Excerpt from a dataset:
**********

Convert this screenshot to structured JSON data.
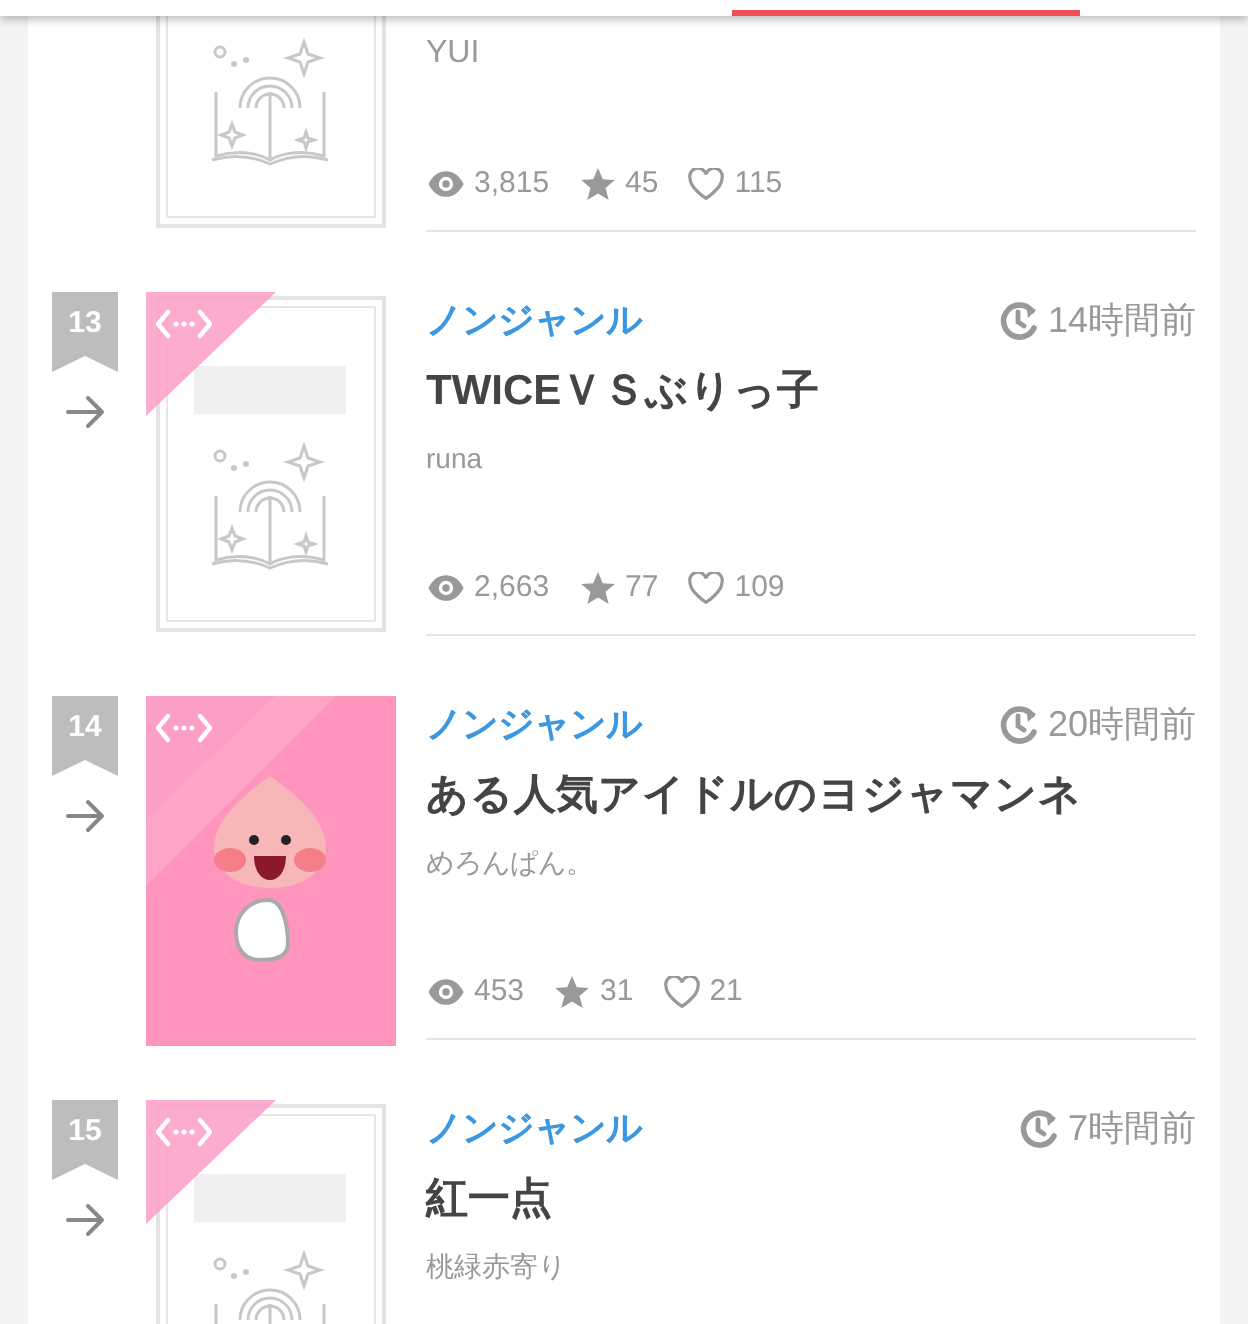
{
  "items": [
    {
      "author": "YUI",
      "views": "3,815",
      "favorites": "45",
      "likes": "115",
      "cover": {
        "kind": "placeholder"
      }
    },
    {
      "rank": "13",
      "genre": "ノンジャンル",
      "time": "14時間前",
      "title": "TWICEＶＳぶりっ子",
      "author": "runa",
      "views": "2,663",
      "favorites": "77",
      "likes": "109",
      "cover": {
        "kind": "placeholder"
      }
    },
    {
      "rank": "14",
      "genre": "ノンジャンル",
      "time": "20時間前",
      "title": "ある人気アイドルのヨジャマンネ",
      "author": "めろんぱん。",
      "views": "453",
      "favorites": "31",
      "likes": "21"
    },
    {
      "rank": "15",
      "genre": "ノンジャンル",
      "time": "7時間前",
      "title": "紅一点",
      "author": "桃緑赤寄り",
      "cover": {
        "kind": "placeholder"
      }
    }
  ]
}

**********

_Your task_
Exactly as written, return every line of the listing, but not the pictures.

_Written response_
Convert this screenshot to structured JSON data.
{
  "items": [
    {
      "author": "YUI",
      "views": "3,815",
      "favorites": "45",
      "likes": "115",
      "cover": {
        "kind": "placeholder"
      }
    },
    {
      "rank": "13",
      "genre": "ノンジャンル",
      "time": "14時間前",
      "title": "TWICEＶＳぶりっ子",
      "author": "runa",
      "views": "2,663",
      "favorites": "77",
      "likes": "109",
      "cover": {
        "kind": "placeholder"
      }
    },
    {
      "rank": "14",
      "genre": "ノンジャンル",
      "time": "20時間前",
      "title": "ある人気アイドルのヨジャマンネ",
      "author": "めろんぱん。",
      "views": "453",
      "favorites": "31",
      "likes": "21"
    },
    {
      "rank": "15",
      "genre": "ノンジャンル",
      "time": "7時間前",
      "title": "紅一点",
      "author": "桃緑赤寄り",
      "cover": {
        "kind": "placeholder"
      }
    }
  ]
}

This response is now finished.